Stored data
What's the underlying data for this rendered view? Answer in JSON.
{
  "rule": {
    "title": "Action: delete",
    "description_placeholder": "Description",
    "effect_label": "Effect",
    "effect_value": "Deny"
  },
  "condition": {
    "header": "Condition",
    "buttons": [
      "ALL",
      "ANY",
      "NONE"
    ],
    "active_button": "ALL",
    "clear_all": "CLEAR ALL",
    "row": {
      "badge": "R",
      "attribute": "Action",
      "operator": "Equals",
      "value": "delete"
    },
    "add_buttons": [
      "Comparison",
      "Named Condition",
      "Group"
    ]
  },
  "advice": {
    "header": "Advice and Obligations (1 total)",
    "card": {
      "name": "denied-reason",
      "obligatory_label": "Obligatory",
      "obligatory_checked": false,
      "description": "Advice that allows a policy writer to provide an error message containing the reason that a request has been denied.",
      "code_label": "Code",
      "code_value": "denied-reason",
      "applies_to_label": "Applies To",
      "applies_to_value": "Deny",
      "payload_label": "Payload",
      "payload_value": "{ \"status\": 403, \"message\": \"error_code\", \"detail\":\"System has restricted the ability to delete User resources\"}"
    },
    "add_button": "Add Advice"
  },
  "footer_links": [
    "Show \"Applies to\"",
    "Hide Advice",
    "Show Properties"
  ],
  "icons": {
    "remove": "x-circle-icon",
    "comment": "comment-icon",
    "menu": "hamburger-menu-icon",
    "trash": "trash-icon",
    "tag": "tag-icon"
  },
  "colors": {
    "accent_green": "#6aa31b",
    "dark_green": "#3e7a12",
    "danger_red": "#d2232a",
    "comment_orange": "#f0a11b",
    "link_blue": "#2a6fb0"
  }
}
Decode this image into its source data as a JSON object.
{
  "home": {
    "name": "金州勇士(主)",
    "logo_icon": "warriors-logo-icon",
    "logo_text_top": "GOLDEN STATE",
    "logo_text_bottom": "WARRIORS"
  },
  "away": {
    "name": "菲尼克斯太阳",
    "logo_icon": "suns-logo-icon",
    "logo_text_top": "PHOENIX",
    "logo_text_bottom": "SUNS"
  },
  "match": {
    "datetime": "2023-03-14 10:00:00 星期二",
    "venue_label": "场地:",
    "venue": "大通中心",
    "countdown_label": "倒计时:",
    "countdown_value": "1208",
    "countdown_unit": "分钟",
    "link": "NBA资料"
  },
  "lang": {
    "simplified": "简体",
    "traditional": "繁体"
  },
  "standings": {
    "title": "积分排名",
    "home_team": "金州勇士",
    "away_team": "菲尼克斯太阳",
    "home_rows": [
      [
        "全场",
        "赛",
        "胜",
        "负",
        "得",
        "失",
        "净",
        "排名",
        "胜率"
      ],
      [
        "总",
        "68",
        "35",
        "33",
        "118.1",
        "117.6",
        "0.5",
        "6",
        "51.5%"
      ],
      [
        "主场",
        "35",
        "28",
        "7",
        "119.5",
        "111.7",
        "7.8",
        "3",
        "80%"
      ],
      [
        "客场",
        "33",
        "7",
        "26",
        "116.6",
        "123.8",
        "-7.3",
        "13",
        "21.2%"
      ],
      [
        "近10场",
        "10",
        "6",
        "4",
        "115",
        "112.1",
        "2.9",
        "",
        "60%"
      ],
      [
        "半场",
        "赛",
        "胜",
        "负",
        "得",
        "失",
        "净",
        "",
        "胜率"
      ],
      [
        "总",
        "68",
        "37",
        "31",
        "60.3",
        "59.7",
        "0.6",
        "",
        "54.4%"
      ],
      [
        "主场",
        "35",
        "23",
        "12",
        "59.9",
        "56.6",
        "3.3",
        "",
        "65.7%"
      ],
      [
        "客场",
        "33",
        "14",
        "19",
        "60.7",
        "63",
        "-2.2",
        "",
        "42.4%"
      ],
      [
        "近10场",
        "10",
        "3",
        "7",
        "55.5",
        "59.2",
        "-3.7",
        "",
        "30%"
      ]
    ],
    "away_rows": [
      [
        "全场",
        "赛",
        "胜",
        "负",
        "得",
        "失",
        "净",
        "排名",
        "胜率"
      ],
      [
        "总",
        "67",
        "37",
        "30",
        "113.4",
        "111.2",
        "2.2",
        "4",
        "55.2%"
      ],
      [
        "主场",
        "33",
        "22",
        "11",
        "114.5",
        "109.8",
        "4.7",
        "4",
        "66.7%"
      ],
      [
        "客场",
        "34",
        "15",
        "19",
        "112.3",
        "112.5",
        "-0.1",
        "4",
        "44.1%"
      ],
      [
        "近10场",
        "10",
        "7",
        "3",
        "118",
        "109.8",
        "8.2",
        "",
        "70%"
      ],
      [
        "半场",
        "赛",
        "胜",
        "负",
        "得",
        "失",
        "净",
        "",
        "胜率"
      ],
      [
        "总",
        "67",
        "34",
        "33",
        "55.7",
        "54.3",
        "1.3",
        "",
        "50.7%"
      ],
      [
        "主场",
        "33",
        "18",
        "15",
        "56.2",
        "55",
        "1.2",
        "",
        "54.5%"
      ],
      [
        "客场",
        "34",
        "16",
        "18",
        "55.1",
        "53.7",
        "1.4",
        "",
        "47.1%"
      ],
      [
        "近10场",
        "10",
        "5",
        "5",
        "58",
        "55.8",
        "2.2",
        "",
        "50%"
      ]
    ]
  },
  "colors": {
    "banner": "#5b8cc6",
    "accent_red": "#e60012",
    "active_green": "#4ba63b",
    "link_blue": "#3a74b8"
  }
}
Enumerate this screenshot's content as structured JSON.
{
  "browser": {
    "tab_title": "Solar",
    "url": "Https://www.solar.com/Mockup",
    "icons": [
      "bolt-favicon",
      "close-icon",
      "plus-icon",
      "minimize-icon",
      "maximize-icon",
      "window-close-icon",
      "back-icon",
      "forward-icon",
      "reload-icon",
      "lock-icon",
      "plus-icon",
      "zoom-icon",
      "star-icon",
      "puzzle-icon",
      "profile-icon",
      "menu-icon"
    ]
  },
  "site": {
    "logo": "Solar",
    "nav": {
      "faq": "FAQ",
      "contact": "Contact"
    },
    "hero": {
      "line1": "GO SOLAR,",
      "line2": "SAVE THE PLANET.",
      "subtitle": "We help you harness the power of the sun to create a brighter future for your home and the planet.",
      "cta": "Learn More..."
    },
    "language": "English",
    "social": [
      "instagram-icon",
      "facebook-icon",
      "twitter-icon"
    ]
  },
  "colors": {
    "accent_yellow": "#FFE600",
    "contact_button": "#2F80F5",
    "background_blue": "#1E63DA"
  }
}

TASK OBJECTIVE
Print out every record again, exactly and in full.

THE REPLY
What's the underlying data for this rendered view? Answer in JSON.
{
  "rule": {
    "title": "Action: delete",
    "description_placeholder": "Description",
    "effect_label": "Effect",
    "effect_value": "Deny"
  },
  "condition": {
    "header": "Condition",
    "buttons": [
      "ALL",
      "ANY",
      "NONE"
    ],
    "active_button": "ALL",
    "clear_all": "CLEAR ALL",
    "row": {
      "badge": "R",
      "attribute": "Action",
      "operator": "Equals",
      "value": "delete"
    },
    "add_buttons": [
      "Comparison",
      "Named Condition",
      "Group"
    ]
  },
  "advice": {
    "header": "Advice and Obligations (1 total)",
    "card": {
      "name": "denied-reason",
      "obligatory_label": "Obligatory",
      "obligatory_checked": false,
      "description": "Advice that allows a policy writer to provide an error message containing the reason that a request has been denied.",
      "code_label": "Code",
      "code_value": "denied-reason",
      "applies_to_label": "Applies To",
      "applies_to_value": "Deny",
      "payload_label": "Payload",
      "payload_value": "{ \"status\": 403, \"message\": \"error_code\", \"detail\":\"System has restricted the ability to delete User resources\"}"
    },
    "add_button": "Add Advice"
  },
  "footer_links": [
    "Show \"Applies to\"",
    "Hide Advice",
    "Show Properties"
  ],
  "icons": {
    "remove": "x-circle-icon",
    "comment": "comment-icon",
    "menu": "hamburger-menu-icon",
    "trash": "trash-icon",
    "tag": "tag-icon"
  },
  "colors": {
    "accent_green": "#6aa31b",
    "dark_green": "#3e7a12",
    "danger_red": "#d2232a",
    "comment_orange": "#f0a11b",
    "link_blue": "#2a6fb0"
  }
}
Decode this image into its source data as a JSON object.
{
  "home": {
    "name": "金州勇士(主)",
    "logo_icon": "warriors-logo-icon",
    "logo_text_top": "GOLDEN STATE",
    "logo_text_bottom": "WARRIORS"
  },
  "away": {
    "name": "菲尼克斯太阳",
    "logo_icon": "suns-logo-icon",
    "logo_text_top": "PHOENIX",
    "logo_text_bottom": "SUNS"
  },
  "match": {
    "datetime": "2023-03-14 10:00:00 星期二",
    "venue_label": "场地:",
    "venue": "大通中心",
    "countdown_label": "倒计时:",
    "countdown_value": "1208",
    "countdown_unit": "分钟",
    "link": "NBA资料"
  },
  "lang": {
    "simplified": "简体",
    "traditional": "繁体"
  },
  "standings": {
    "title": "积分排名",
    "home_team": "金州勇士",
    "away_team": "菲尼克斯太阳",
    "home_rows": [
      [
        "全场",
        "赛",
        "胜",
        "负",
        "得",
        "失",
        "净",
        "排名",
        "胜率"
      ],
      [
        "总",
        "68",
        "35",
        "33",
        "118.1",
        "117.6",
        "0.5",
        "6",
        "51.5%"
      ],
      [
        "主场",
        "35",
        "28",
        "7",
        "119.5",
        "111.7",
        "7.8",
        "3",
        "80%"
      ],
      [
        "客场",
        "33",
        "7",
        "26",
        "116.6",
        "123.8",
        "-7.3",
        "13",
        "21.2%"
      ],
      [
        "近10场",
        "10",
        "6",
        "4",
        "115",
        "112.1",
        "2.9",
        "",
        "60%"
      ],
      [
        "半场",
        "赛",
        "胜",
        "负",
        "得",
        "失",
        "净",
        "",
        "胜率"
      ],
      [
        "总",
        "68",
        "37",
        "31",
        "60.3",
        "59.7",
        "0.6",
        "",
        "54.4%"
      ],
      [
        "主场",
        "35",
        "23",
        "12",
        "59.9",
        "56.6",
        "3.3",
        "",
        "65.7%"
      ],
      [
        "客场",
        "33",
        "14",
        "19",
        "60.7",
        "63",
        "-2.2",
        "",
        "42.4%"
      ],
      [
        "近10场",
        "10",
        "3",
        "7",
        "55.5",
        "59.2",
        "-3.7",
        "",
        "30%"
      ]
    ],
    "away_rows": [
      [
        "全场",
        "赛",
        "胜",
        "负",
        "得",
        "失",
        "净",
        "排名",
        "胜率"
      ],
      [
        "总",
        "67",
        "37",
        "30",
        "113.4",
        "111.2",
        "2.2",
        "4",
        "55.2%"
      ],
      [
        "主场",
        "33",
        "22",
        "11",
        "114.5",
        "109.8",
        "4.7",
        "4",
        "66.7%"
      ],
      [
        "客场",
        "34",
        "15",
        "19",
        "112.3",
        "112.5",
        "-0.1",
        "4",
        "44.1%"
      ],
      [
        "近10场",
        "10",
        "7",
        "3",
        "118",
        "109.8",
        "8.2",
        "",
        "70%"
      ],
      [
        "半场",
        "赛",
        "胜",
        "负",
        "得",
        "失",
        "净",
        "",
        "胜率"
      ],
      [
        "总",
        "67",
        "34",
        "33",
        "55.7",
        "54.3",
        "1.3",
        "",
        "50.7%"
      ],
      [
        "主场",
        "33",
        "18",
        "15",
        "56.2",
        "55",
        "1.2",
        "",
        "54.5%"
      ],
      [
        "客场",
        "34",
        "16",
        "18",
        "55.1",
        "53.7",
        "1.4",
        "",
        "47.1%"
      ],
      [
        "近10场",
        "10",
        "5",
        "5",
        "58",
        "55.8",
        "2.2",
        "",
        "50%"
      ]
    ]
  },
  "colors": {
    "banner": "#5b8cc6",
    "accent_red": "#e60012",
    "active_green": "#4ba63b",
    "link_blue": "#3a74b8"
  }
}
Enumerate this screenshot's content as structured JSON.
{
  "browser": {
    "tab_title": "Solar",
    "url": "Https://www.solar.com/Mockup",
    "icons": [
      "bolt-favicon",
      "close-icon",
      "plus-icon",
      "minimize-icon",
      "maximize-icon",
      "window-close-icon",
      "back-icon",
      "forward-icon",
      "reload-icon",
      "lock-icon",
      "plus-icon",
      "zoom-icon",
      "star-icon",
      "puzzle-icon",
      "profile-icon",
      "menu-icon"
    ]
  },
  "site": {
    "logo": "Solar",
    "nav": {
      "faq": "FAQ",
      "contact": "Contact"
    },
    "hero": {
      "line1": "GO SOLAR,",
      "line2": "SAVE THE PLANET.",
      "subtitle": "We help you harness the power of the sun to create a brighter future for your home and the planet.",
      "cta": "Learn More..."
    },
    "language": "English",
    "social": [
      "instagram-icon",
      "facebook-icon",
      "twitter-icon"
    ]
  },
  "colors": {
    "accent_yellow": "#FFE600",
    "contact_button": "#2F80F5",
    "background_blue": "#1E63DA"
  }
}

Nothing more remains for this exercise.